> [WORK TO COMPLETE] Copy each line where the word "color" occurs.

> [STORED ROWS]
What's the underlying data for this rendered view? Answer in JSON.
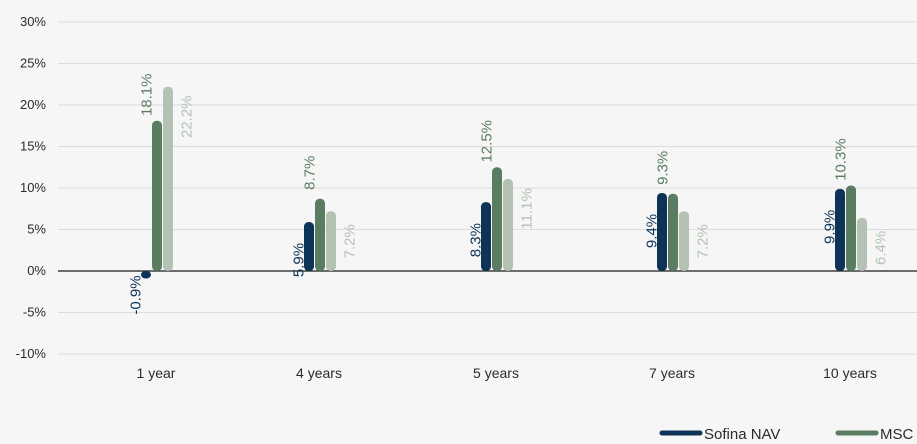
{
  "chart_data": {
    "type": "bar",
    "categories": [
      "1 year",
      "4 years",
      "5 years",
      "7 years",
      "10 years"
    ],
    "series": [
      {
        "name": "Sofina NAV",
        "color": "#0d3456",
        "values": [
          -0.9,
          5.9,
          8.3,
          9.4,
          9.9
        ],
        "labels": [
          "-0.9%",
          "5.9%",
          "8.3%",
          "9.4%",
          "9.9%"
        ]
      },
      {
        "name": "MSC",
        "color": "#5a7d62",
        "values": [
          18.1,
          8.7,
          12.5,
          9.3,
          10.3
        ],
        "labels": [
          "18.1%",
          "8.7%",
          "12.5%",
          "9.3%",
          "10.3%"
        ]
      },
      {
        "name": "",
        "color": "#b4c2b4",
        "values": [
          22.2,
          7.2,
          11.1,
          7.2,
          6.4
        ],
        "labels": [
          "22.2%",
          "7.2%",
          "11.1%",
          "7.2%",
          "6.4%"
        ]
      }
    ],
    "ylim": [
      -10,
      30
    ],
    "yticks": [
      30,
      25,
      20,
      15,
      10,
      5,
      0,
      -5,
      -10
    ],
    "ytick_labels": [
      "30%",
      "25%",
      "20%",
      "15%",
      "10%",
      "5%",
      "0%",
      "-5%",
      "-10%"
    ],
    "grid": true,
    "legend_position": "bottom-right",
    "title": "",
    "xlabel": "",
    "ylabel": ""
  }
}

> [FINISHED TASK]
        "color": "#0d3456",
        "color": "#5a7d62",
        "color": "#b4c2b4",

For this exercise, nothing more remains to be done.